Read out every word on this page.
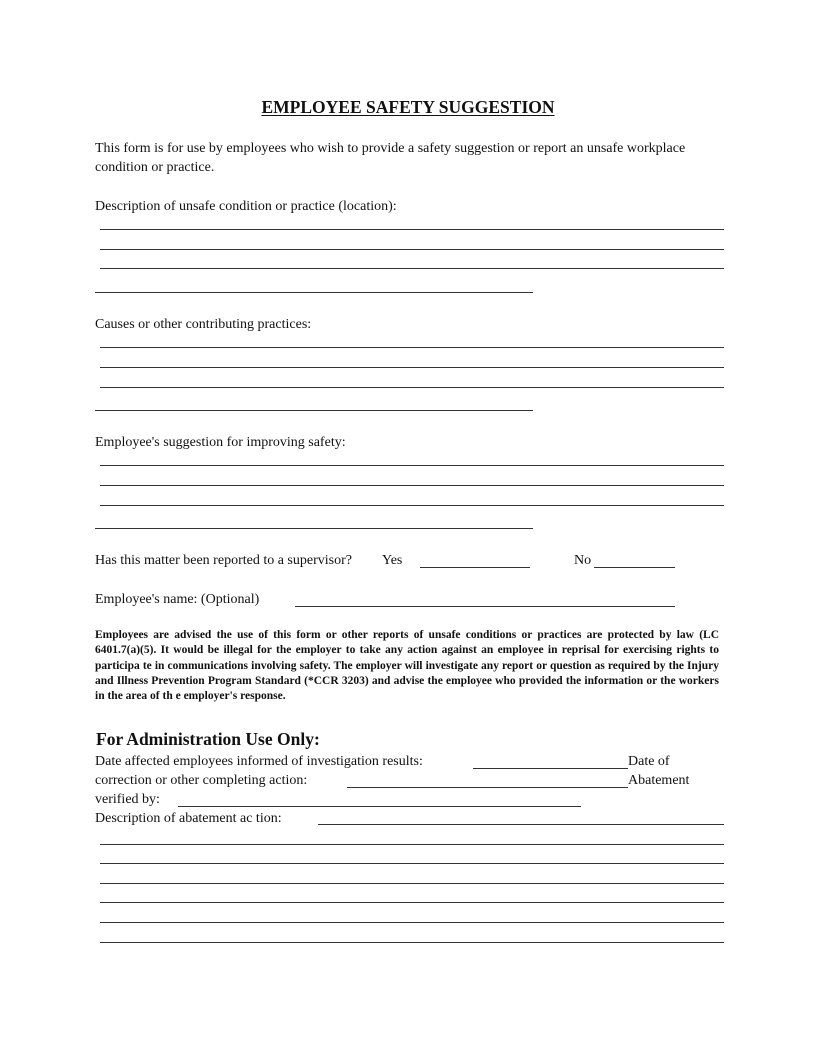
EMPLOYEE SAFETY SUGGESTION
This form is for use by employees who wish to provide a safety suggestion or report an unsafe workplace condition or practice.
Description of unsafe condition or practice (location):
Causes or other contributing practices:
Employee's suggestion for improving safety:
Has this matter been reported to a supervisor? Yes	No
Employee's name: (Optional)
Employees are advised the use of this form or other reports of unsafe conditions or practices are protected by law (LC 6401.7(a)(5). It would be illegal for the employer to take any action against an employee in reprisal for exercising rights to participa te in communications involving safety. The employer will investigate any report or question as required by the Injury and Illness Prevention Program Standard (*CCR 3203) and advise the employee who provided the information or the workers in the area of th e employer's response.
For Administration Use Only:
Date affected employees informed of investigation results:	Date of
correction or other completing action:	Abatement
verified by:
Description of abatement ac tion:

Problem
Every line of the data above should be quoted exactly. Omit the pictures.

Reply
Read out every word on this page.
EMPLOYEE SAFETY SUGGESTION
This form is for use by employees who wish to provide a safety suggestion or report an unsafe workplace condition or practice.
Description of unsafe condition or practice (location):
Causes or other contributing practices:
Employee's suggestion for improving safety:
Has this matter been reported to a supervisor? Yes	No
Employee's name: (Optional)
Employees are advised the use of this form or other reports of unsafe conditions or practices are protected by law (LC 6401.7(a)(5). It would be illegal for the employer to take any action against an employee in reprisal for exercising rights to participa te in communications involving safety. The employer will investigate any report or question as required by the Injury and Illness Prevention Program Standard (*CCR 3203) and advise the employee who provided the information or the workers in the area of th e employer's response.
For Administration Use Only:
Date affected employees informed of investigation results:	Date of
correction or other completing action:	Abatement
verified by:
Description of abatement ac tion:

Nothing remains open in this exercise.